§ WHAT TO DO
Some lines in the entries contain the word "desc". Copy all of them.

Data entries

____________________

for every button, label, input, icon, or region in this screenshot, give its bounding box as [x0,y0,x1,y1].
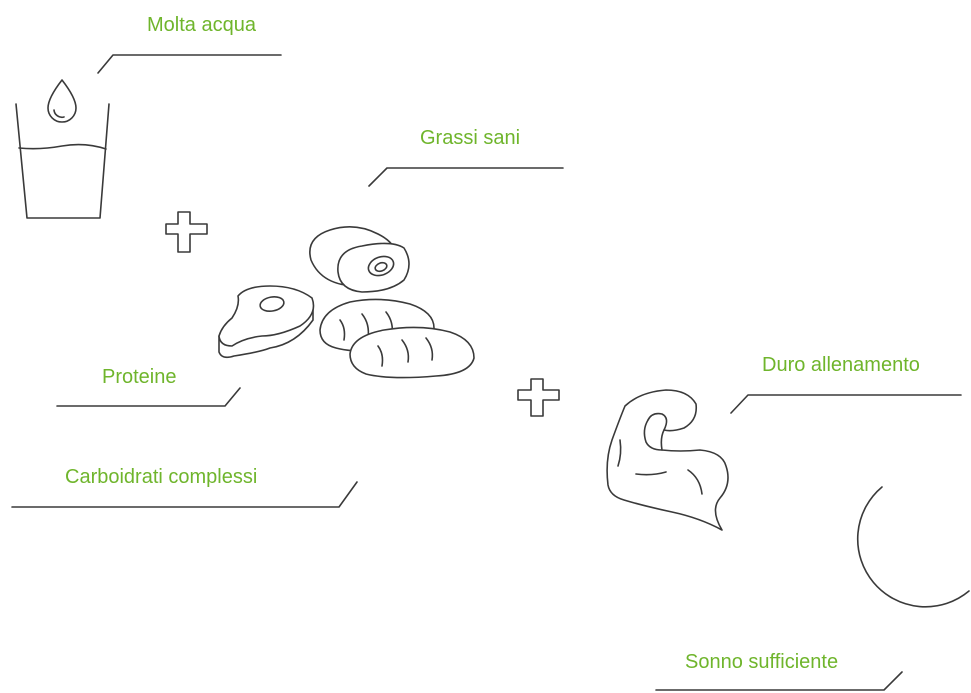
leader-line-proteins [57,388,240,406]
label-sleep: Sonno sufficiente [685,650,838,674]
label-fats: Grassi sani [420,126,520,150]
leader-line-training [731,395,961,413]
steak-icon [219,286,314,357]
label-training: Duro allenamento [762,353,920,377]
label-proteins: Proteine [102,365,177,389]
water-glass-icon [16,80,109,218]
leader-line-sleep [656,672,902,690]
leader-line-water [98,55,281,73]
flexed-arm-icon [607,390,728,530]
label-water: Molta acqua [147,13,256,37]
crescent-moon-icon [858,487,969,607]
plus-icon [166,212,207,252]
bread-icon [320,299,474,377]
label-carbs: Carboidrati complessi [65,465,257,489]
plus-icon [518,379,559,416]
avocado-icon [310,227,409,292]
leader-line-fats [369,168,563,186]
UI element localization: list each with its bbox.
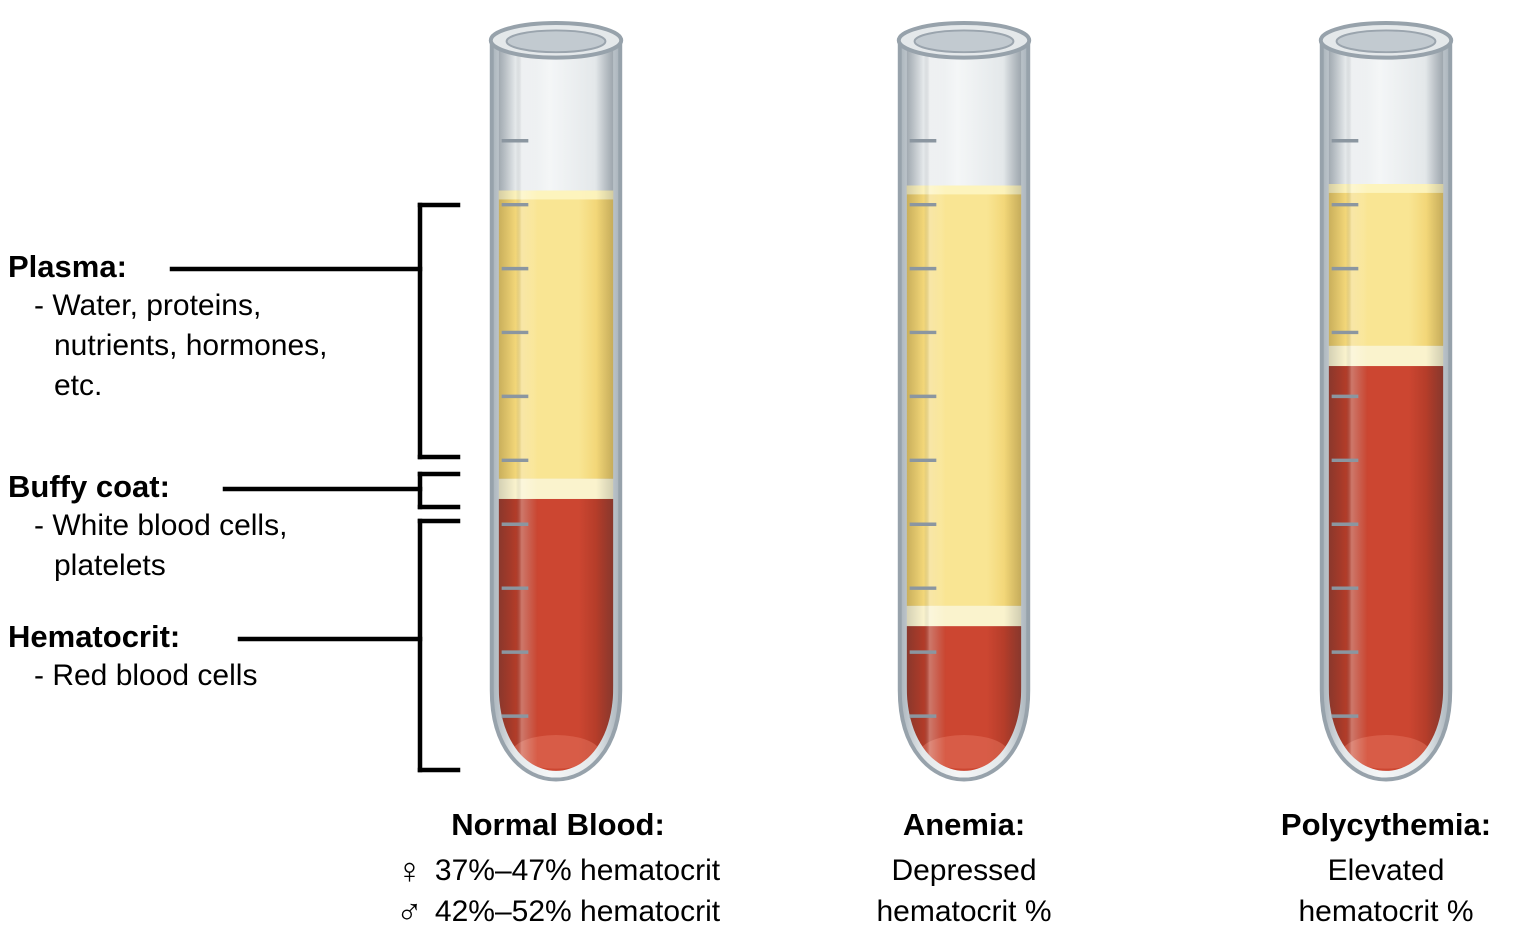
hematocrit-desc-line: - Red blood cells xyxy=(34,659,258,692)
caption-title: Anemia: xyxy=(902,807,1026,842)
plasma-desc-line: nutrients, hormones, xyxy=(54,329,328,362)
caption-line-text: hematocrit % xyxy=(876,895,1052,928)
caption-line: ♂ 42%–52% hematocrit xyxy=(308,891,808,932)
buffy-coat-label-block: Buffy coat: - White blood cells, platele… xyxy=(8,468,287,586)
buffy-coat-label-title: Buffy coat: xyxy=(8,469,170,504)
graduation-ticks xyxy=(909,139,937,718)
tube-normal-blood xyxy=(472,8,640,800)
caption-line-text: Depressed xyxy=(891,854,1037,887)
caption-line: hematocrit % xyxy=(764,891,1164,932)
caption-line-text: 42%–52% hematocrit xyxy=(434,895,721,928)
caption-line: ♀ 37%–47% hematocrit xyxy=(308,850,808,891)
caption-anemia: Anemia: Depressed hematocrit % xyxy=(764,804,1164,932)
plasma-desc-line: etc. xyxy=(54,369,103,402)
caption-title: Polycythemia: xyxy=(1280,807,1492,842)
test-tube-polycythemia xyxy=(1318,21,1454,782)
tube-anemia xyxy=(880,8,1048,800)
caption-title: Normal Blood: xyxy=(451,807,665,842)
graduation-ticks xyxy=(1331,139,1359,718)
caption-normal-blood: Normal Blood: ♀ 37%–47% hematocrit ♂ 42%… xyxy=(308,804,808,932)
test-tube-normal-blood xyxy=(488,21,624,782)
caption-line-text: Elevated xyxy=(1327,854,1445,887)
hematocrit-label-title: Hematocrit: xyxy=(8,619,181,654)
buffy-coat-desc-line: platelets xyxy=(54,549,166,582)
plasma-label-block: Plasma: - Water, proteins, nutrients, ho… xyxy=(8,248,327,406)
caption-line-text: hematocrit % xyxy=(1298,895,1474,928)
plasma-label-title: Plasma: xyxy=(8,249,127,284)
caption-line-text: 37%–47% hematocrit xyxy=(434,854,721,887)
caption-polycythemia: Polycythemia: Elevated hematocrit % xyxy=(1186,804,1517,932)
graduation-ticks xyxy=(501,139,529,718)
plasma-desc-line: - Water, proteins, xyxy=(34,289,262,322)
buffy-coat-desc-line: - White blood cells, xyxy=(34,509,288,542)
caption-line: Depressed xyxy=(764,850,1164,891)
caption-line: Elevated xyxy=(1186,850,1517,891)
hematocrit-label-block: Hematocrit: - Red blood cells xyxy=(8,618,257,696)
female-icon: ♀ xyxy=(395,849,423,891)
test-tube-anemia xyxy=(896,21,1032,782)
male-icon: ♂ xyxy=(395,890,423,932)
caption-line: hematocrit % xyxy=(1186,891,1517,932)
tube-polycythemia xyxy=(1302,8,1470,800)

____________________

§ ANSWER TO THIS EXERCISE
hematocrit-desc-line: - Red blood cells xyxy=(34,659,258,692)
plasma-desc-line: nutrients, hormones, xyxy=(54,329,328,362)
plasma-desc-line: etc. xyxy=(54,369,103,402)
buffy-coat-desc-line: platelets xyxy=(54,549,166,582)
plasma-desc-line: - Water, proteins, xyxy=(34,289,262,322)
buffy-coat-desc-line: - White blood cells, xyxy=(34,509,288,542)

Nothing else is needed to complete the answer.